- **Objective**
Pick out every line with the word "hours" and copy it.

- **Provided data**
+ + + +

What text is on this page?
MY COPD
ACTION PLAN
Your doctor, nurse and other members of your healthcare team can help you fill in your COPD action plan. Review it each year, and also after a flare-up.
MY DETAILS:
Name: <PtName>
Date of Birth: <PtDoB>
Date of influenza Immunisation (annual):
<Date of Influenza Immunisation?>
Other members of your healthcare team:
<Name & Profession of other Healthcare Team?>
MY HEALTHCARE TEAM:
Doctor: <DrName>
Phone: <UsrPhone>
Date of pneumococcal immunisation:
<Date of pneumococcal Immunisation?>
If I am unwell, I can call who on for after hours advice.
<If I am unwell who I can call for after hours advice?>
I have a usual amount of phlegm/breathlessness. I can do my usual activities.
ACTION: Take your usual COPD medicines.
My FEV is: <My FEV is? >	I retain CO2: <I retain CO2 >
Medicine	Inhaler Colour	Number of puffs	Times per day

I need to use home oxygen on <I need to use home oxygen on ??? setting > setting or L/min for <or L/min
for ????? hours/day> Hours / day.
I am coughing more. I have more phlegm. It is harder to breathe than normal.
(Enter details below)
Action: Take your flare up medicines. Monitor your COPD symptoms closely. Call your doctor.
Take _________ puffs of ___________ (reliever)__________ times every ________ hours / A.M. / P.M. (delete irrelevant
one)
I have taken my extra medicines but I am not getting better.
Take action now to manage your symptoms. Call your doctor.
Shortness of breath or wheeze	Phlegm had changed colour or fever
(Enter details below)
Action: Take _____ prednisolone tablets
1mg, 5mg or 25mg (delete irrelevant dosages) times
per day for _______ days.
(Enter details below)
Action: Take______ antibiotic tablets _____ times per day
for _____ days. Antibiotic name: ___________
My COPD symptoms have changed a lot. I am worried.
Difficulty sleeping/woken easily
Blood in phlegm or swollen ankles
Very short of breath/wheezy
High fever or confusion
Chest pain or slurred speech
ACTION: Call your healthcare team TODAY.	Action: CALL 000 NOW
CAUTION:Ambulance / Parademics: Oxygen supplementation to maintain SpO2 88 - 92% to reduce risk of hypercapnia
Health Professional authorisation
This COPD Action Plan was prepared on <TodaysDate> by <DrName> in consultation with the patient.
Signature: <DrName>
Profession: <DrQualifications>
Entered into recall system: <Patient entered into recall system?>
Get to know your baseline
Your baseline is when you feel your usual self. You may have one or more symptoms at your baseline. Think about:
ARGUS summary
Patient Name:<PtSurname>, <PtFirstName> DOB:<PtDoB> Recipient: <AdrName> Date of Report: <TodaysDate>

+ + + +

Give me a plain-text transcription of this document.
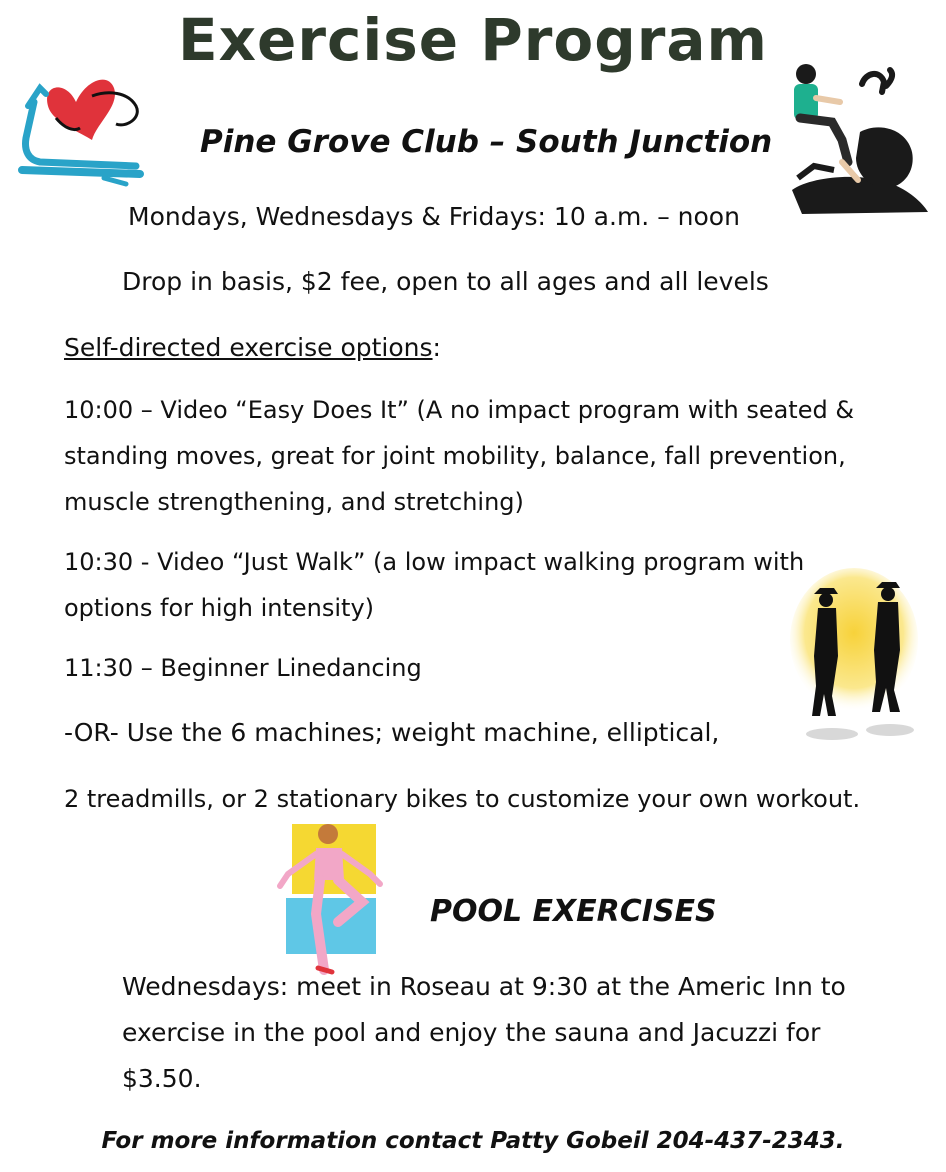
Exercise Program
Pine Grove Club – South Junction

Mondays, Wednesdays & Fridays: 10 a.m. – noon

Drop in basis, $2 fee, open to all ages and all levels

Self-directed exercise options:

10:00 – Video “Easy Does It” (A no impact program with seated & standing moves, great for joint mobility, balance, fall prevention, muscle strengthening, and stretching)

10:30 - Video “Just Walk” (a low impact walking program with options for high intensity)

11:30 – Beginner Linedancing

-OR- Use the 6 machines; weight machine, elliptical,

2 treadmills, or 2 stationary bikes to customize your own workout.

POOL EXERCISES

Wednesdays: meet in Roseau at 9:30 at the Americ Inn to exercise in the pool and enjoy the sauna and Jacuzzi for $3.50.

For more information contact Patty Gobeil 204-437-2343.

+ + + +

- **Exercise output**
If I am unwell, I can call who on for after hours advice.
<If I am unwell who I can call for after hours advice?>
for ????? hours/day> Hours / day.
Take _________ puffs of ___________ (reliever)__________ times every ________ hours / A.M. / P.M. (delete irrelevant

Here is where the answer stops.